What is being asked: Make an exact copy of the records, with the pictures left out.

Data for processing:
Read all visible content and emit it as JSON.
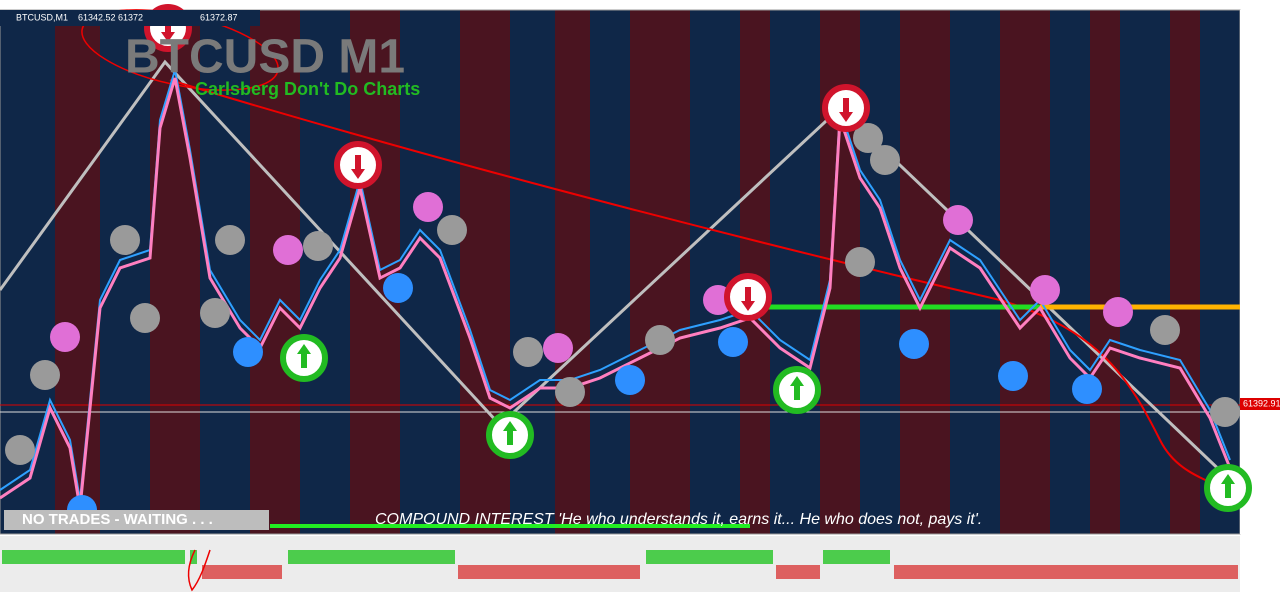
{
  "window": {
    "symbol_label": "BTCUSD,M1",
    "quote_label": "61342.52 61372",
    "quote_label_2": "61372.87"
  },
  "overlay": {
    "title": "BTCUSD M1",
    "subtitle": "Carlsberg Don't Do Charts",
    "status": "NO TRADES - WAITING . . .",
    "quote": "COMPOUND INTEREST 'He who understands it, earns it... He who does not, pays it'."
  },
  "price_axis": {
    "current_price": "61392.91"
  }
}
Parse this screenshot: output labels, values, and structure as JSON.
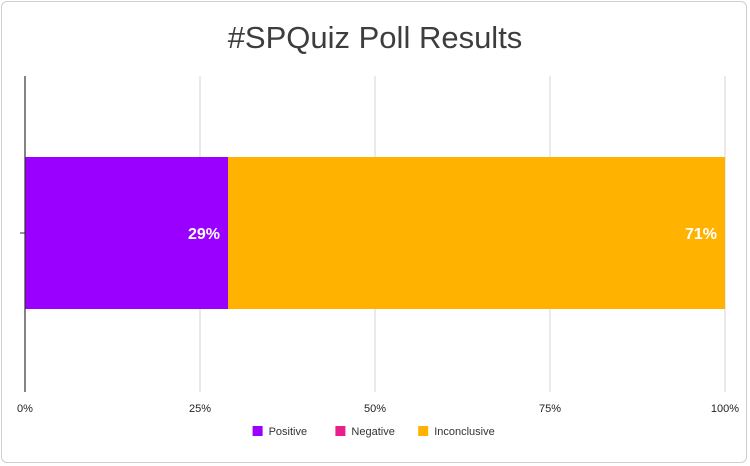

Solution to the problem:
Read all visible content and emit it as JSON.
{
  "window": {
    "symbol_label": "BTCUSD,M1",
    "quote_label": "61342.52 61372",
    "quote_label_2": "61372.87"
  },
  "overlay": {
    "title": "BTCUSD M1",
    "subtitle": "Carlsberg Don't Do Charts",
    "status": "NO TRADES - WAITING . . .",
    "quote": "COMPOUND INTEREST 'He who understands it, earns it... He who does not, pays it'."
  },
  "price_axis": {
    "current_price": "61392.91"
  }
}
Parse this screenshot: output labels, values, and structure as JSON.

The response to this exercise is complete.